WORK REQUIRED ▸ In the entries below, find every line holding the string "measure" and collect it.

Rows from a dataset ▸
--- START ---
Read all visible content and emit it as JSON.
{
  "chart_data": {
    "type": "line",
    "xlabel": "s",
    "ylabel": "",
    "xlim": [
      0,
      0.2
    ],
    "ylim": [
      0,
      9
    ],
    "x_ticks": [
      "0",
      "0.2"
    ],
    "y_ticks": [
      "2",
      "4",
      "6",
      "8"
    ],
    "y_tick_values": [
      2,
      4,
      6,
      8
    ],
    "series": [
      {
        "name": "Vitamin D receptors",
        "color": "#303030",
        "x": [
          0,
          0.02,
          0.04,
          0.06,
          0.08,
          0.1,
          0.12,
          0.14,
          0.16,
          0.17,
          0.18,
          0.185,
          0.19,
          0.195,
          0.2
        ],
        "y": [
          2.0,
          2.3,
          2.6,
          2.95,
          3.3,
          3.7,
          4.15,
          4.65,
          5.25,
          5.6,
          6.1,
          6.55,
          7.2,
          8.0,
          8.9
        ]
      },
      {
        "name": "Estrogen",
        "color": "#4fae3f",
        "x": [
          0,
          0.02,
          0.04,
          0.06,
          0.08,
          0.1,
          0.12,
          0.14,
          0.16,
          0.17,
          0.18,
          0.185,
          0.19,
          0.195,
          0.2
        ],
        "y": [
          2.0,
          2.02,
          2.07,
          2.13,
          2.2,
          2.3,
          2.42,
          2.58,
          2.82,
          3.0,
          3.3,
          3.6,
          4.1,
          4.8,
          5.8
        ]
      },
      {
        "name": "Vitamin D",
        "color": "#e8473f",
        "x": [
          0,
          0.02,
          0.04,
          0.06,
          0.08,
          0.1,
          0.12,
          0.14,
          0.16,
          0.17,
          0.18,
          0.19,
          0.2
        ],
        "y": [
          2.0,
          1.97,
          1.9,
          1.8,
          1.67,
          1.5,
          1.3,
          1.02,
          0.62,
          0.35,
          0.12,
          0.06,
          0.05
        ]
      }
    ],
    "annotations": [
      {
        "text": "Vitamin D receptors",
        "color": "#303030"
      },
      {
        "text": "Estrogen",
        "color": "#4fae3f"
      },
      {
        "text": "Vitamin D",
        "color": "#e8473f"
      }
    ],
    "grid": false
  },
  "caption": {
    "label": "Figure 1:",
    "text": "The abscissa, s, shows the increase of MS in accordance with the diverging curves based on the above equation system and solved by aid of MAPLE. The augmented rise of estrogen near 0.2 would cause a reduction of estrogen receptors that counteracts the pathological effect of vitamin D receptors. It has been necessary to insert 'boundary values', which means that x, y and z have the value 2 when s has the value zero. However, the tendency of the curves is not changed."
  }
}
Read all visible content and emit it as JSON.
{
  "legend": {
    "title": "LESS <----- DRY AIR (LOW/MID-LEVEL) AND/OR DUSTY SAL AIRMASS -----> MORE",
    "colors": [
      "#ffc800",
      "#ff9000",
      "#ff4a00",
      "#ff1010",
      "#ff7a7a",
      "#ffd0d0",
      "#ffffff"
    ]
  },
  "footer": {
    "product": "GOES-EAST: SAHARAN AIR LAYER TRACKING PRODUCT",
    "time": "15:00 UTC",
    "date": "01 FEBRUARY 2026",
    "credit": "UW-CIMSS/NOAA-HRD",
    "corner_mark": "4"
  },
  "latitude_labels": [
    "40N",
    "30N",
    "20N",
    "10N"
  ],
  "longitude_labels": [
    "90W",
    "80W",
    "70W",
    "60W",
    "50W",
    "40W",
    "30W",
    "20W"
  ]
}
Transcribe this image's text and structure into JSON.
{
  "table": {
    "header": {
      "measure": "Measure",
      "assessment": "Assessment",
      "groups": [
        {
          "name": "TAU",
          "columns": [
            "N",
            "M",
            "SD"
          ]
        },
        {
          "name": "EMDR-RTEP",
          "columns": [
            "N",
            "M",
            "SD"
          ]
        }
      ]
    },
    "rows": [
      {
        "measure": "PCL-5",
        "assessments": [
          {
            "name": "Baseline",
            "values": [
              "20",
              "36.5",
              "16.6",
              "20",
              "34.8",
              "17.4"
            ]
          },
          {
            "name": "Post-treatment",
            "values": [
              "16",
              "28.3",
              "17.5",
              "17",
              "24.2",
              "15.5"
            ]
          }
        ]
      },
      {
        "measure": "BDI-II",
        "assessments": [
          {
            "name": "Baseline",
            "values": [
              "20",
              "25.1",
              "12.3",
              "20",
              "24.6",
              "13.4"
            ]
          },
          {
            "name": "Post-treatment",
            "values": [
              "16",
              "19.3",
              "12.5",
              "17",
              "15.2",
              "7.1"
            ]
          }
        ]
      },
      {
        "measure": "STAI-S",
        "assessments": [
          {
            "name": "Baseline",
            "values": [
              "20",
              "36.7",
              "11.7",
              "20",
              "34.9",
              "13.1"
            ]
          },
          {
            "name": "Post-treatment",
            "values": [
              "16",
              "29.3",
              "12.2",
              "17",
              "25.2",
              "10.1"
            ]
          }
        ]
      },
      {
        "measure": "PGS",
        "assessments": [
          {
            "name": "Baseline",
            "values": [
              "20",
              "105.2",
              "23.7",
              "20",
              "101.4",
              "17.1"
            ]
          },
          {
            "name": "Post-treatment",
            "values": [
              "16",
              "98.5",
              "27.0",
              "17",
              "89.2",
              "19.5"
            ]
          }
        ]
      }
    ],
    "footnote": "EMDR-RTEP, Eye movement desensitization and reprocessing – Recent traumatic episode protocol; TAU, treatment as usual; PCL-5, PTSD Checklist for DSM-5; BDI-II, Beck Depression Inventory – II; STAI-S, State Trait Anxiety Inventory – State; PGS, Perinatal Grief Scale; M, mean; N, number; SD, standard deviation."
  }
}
--- END ---
EXERCISE SOLUTION ▸
      "measure": "Measure",
        "measure": "PCL-5",
        "measure": "BDI-II",
        "measure": "STAI-S",
        "measure": "PGS",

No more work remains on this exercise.